*What to do*
A. In the passage below on the 1988 touring car championship, who was the only driver other than Dick Johnson and John Bowe to win a round?
B. From the passage below on the 1988 touring car championship, copy the part that opens with the words containing "Due to the speed" and closes with "of the Sierras.".

*Supplied passage*

──────────

The championship was dominated by those driving the Ford Sierra RS500, specifically the Shell Ultra-Hi Racing Sierras of Dick Johnson and John Bowe. Between them the pair won eight of the nine rounds with team owner Johnson winning his 4th touring car championship. Tony Longhurst was the only other driver to win a round in his Freeport Racing Sierra. Longhurst won Round 6 at Lakeside from Johnson after Dick was penalised 1 minute for jumping the start.

With Sierras winning each round of the championship, 1988 was the first time since the Holden Torana A9Xs of 1979 that a single model car had won each round of the championship. Up to and including the 2016 V8 Supercar Championship Series, such single model domination has not been seen since in Australian touring car racing.

Due to the speed and increased reliability of the near 500 bhp turbocharged Sierras, the 300 bhp, 2.3 L, Naturally aspirated BMW M3, now being run by Peter Brock's Mobil 1 Racing was reduced to a class car rather than the outright winner it was in 1987. Defending champion Jim Richards, new to the Mobil team in 1988 (though he had previously driven for the team as Brock's winning co driver at Bathurst from 1978 to 1981 when it was known as the Holden Dealer Team), had a best finish of 3rd at Winton, while Brock could finish no higher than 4th in the dry-wet-dry round at Wanneroo Park despite being one of the few drivers to remain on slicks after the rain caused mayhem and mid-race restart. Unfortunately for the Mobil team, the advantage the M3s had in both handling and brakes was not enough to combat the outright power of the Sierras.

──────────

*Exercise data*

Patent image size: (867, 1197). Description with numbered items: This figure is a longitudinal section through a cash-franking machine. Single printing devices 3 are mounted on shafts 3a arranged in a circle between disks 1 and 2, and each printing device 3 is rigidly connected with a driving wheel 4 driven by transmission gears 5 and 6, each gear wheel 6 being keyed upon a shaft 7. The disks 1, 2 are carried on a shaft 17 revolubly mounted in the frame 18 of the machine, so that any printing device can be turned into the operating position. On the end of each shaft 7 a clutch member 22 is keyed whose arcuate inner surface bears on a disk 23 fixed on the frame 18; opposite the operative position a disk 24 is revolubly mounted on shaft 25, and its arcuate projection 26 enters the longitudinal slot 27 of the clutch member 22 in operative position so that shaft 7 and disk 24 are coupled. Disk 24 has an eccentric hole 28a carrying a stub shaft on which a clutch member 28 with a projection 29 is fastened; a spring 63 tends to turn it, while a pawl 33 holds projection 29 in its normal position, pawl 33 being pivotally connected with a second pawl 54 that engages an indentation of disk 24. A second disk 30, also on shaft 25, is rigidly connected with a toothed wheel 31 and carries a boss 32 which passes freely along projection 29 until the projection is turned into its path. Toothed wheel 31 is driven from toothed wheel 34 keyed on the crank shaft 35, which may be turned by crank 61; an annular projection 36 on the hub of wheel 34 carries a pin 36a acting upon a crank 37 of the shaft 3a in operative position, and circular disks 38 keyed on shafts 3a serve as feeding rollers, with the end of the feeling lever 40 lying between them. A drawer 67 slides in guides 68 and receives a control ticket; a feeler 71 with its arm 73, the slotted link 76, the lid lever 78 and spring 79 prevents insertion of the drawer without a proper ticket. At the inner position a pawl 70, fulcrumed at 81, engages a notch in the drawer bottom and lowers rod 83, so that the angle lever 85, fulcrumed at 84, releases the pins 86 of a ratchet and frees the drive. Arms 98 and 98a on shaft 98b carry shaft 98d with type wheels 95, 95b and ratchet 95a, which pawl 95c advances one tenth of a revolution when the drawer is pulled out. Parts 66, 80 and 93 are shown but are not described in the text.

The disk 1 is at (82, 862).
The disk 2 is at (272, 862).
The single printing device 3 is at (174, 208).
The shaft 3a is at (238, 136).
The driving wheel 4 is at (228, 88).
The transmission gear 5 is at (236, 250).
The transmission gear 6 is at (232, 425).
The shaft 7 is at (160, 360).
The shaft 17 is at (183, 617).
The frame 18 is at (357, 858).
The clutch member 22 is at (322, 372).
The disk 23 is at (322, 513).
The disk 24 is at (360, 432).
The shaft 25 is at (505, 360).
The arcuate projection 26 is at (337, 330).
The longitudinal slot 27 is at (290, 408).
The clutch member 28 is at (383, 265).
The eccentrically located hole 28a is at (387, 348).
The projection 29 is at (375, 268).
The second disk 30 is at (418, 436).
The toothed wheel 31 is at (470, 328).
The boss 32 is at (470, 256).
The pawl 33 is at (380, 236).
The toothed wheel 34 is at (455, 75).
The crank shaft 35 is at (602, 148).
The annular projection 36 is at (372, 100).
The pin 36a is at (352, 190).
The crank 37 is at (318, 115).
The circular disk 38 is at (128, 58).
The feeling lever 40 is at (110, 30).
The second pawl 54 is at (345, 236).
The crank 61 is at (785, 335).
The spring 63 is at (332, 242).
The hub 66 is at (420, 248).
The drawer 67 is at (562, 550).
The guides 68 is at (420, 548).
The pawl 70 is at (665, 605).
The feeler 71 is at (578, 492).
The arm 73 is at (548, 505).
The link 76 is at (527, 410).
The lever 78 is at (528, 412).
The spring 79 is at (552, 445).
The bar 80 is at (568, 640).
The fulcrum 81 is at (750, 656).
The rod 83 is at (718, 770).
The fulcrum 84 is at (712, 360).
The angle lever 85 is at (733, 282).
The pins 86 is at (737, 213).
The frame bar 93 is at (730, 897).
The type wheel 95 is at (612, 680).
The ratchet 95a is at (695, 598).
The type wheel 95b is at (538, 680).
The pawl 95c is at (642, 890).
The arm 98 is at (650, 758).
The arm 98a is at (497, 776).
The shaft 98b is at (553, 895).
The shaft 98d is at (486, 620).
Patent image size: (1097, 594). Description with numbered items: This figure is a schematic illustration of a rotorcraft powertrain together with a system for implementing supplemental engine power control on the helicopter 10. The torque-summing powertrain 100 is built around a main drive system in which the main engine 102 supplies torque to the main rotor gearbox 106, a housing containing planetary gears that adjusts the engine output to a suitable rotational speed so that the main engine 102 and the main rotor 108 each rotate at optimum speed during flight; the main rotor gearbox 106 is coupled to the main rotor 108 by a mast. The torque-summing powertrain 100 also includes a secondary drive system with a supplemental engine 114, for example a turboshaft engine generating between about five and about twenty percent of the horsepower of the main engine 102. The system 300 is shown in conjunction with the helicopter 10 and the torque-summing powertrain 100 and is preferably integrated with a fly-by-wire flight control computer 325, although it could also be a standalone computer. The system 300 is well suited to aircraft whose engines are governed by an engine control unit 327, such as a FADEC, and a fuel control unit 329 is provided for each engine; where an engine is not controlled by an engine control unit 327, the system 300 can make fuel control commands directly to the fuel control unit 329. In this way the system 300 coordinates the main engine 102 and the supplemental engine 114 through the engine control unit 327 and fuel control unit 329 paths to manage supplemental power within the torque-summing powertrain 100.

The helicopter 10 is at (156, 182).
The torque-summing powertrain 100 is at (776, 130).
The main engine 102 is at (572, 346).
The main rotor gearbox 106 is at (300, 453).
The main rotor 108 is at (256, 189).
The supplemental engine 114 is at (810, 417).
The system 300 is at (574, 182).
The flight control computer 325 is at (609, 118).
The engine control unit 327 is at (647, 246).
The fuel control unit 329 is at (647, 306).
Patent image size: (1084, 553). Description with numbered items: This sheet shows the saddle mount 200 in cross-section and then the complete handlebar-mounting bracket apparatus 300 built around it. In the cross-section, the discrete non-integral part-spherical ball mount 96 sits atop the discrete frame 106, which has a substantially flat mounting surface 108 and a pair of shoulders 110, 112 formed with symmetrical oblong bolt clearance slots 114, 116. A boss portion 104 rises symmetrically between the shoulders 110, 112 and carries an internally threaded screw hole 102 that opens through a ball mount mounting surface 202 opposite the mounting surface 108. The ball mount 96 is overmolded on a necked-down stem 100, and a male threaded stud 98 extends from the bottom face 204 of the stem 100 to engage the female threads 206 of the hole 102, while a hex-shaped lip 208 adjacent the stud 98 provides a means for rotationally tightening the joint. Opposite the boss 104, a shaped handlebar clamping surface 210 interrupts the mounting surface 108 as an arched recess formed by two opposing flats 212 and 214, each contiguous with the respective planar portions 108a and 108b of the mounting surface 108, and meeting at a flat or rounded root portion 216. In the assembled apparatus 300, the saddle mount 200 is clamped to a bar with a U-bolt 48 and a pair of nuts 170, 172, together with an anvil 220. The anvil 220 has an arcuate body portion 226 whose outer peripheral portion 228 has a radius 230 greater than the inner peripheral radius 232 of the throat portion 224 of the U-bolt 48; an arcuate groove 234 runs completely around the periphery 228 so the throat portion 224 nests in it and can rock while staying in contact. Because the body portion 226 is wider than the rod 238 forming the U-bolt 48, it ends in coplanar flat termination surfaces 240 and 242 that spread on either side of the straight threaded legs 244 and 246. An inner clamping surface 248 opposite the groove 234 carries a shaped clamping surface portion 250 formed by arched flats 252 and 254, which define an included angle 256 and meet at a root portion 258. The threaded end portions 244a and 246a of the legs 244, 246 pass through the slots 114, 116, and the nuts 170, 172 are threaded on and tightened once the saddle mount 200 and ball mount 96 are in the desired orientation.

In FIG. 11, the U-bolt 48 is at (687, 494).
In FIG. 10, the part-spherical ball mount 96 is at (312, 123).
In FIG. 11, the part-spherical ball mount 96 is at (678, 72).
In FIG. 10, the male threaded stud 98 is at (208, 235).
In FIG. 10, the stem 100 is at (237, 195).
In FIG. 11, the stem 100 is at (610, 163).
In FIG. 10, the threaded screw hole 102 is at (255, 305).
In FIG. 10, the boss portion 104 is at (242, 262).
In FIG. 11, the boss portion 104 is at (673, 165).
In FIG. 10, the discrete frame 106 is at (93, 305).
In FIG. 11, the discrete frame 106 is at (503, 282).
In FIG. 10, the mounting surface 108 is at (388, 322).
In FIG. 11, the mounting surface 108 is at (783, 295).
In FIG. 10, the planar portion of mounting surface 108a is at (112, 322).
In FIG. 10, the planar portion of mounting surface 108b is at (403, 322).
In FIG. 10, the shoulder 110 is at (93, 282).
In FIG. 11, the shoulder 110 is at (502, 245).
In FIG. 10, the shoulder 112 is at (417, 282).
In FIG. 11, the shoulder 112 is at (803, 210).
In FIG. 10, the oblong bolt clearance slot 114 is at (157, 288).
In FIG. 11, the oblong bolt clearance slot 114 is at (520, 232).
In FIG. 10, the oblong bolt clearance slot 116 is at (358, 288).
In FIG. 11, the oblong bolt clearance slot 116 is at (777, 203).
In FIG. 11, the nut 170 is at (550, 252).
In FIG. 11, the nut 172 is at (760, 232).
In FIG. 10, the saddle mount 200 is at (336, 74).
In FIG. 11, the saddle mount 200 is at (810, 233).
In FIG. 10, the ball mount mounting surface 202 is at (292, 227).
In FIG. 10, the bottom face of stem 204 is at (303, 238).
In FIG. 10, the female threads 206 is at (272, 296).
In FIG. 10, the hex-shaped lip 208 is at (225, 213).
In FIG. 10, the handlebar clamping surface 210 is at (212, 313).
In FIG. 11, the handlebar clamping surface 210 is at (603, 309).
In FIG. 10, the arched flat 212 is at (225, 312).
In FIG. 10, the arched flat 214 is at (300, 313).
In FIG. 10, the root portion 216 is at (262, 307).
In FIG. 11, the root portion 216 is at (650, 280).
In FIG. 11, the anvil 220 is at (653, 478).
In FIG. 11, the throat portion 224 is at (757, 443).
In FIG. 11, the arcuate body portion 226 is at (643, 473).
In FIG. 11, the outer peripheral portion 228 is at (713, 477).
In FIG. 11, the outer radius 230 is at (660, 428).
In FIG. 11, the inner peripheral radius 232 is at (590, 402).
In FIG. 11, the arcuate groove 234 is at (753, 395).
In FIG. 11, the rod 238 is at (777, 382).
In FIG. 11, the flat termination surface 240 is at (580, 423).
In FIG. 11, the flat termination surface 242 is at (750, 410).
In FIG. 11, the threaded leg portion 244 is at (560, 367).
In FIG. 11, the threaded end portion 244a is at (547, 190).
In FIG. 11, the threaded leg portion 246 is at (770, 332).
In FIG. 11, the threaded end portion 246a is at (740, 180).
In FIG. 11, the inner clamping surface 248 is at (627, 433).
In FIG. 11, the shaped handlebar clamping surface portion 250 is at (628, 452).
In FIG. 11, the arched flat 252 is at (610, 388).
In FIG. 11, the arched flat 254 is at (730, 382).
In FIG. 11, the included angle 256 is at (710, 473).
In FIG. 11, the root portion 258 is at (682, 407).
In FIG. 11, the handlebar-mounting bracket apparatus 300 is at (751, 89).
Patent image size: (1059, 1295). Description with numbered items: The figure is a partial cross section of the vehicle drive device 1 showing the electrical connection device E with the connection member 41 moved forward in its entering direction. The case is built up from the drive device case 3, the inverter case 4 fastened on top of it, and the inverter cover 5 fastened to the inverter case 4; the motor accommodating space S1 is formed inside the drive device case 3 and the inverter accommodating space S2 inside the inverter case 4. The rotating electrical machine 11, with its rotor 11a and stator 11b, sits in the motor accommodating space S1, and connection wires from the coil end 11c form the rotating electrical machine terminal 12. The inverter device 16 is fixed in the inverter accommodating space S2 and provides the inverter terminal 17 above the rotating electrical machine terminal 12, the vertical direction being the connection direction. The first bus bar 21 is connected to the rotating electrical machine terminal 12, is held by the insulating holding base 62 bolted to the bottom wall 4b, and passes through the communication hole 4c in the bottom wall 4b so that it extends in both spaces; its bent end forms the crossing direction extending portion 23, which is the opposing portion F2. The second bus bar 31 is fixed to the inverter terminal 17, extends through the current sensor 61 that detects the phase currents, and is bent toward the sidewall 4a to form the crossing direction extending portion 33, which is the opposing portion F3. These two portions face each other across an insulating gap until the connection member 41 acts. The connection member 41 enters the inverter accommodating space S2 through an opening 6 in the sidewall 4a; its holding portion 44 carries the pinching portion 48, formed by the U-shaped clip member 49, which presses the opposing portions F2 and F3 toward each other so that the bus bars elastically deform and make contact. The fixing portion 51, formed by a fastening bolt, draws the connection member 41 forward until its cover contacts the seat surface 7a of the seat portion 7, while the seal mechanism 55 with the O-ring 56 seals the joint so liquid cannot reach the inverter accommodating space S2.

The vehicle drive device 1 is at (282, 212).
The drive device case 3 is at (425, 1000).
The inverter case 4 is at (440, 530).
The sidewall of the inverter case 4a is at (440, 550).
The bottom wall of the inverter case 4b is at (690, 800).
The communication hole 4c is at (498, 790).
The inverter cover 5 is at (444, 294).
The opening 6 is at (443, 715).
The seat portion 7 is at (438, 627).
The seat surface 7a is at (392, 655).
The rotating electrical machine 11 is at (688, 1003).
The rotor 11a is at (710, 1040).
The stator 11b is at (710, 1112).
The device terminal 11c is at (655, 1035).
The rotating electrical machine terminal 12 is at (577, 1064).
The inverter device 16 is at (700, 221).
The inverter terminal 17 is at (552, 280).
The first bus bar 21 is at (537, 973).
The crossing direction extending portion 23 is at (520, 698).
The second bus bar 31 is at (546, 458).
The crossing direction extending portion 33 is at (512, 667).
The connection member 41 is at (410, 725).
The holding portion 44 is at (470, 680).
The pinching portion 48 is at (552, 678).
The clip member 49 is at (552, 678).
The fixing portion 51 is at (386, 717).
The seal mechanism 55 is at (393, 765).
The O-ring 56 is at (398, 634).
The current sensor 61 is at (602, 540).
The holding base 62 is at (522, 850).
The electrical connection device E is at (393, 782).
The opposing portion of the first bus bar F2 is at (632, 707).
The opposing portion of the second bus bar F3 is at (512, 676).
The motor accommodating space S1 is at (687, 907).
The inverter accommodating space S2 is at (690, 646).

──────────

*Answers for this exercise*
A. Tony Longhurst

B.
Due to the speed and increased reliability of the near 500 bhp turbocharged Sierras, the 300 bhp, 2.3 L, Naturally aspirated BMW M3, now being run by Peter Brock's Mobil 1 Racing was reduced to a class car rather than the outright winner it was in 1987. Defending champion Jim Richards, new to the Mobil team in 1988 (though he had previously driven for the team as Brock's winning co driver at Bathurst from 1978 to 1981 when it was known as the Holden Dealer Team), had a best finish of 3rd at Winton, while Brock could finish no higher than 4th in the dry-wet-dry round at Wanneroo Park despite being one of the few drivers to remain on slicks after the rain caused mayhem and mid-race restart. Unfortunately for the Mobil team, the advantage the M3s had in both handling and brakes was not enough to combat the outright power of the Sierras.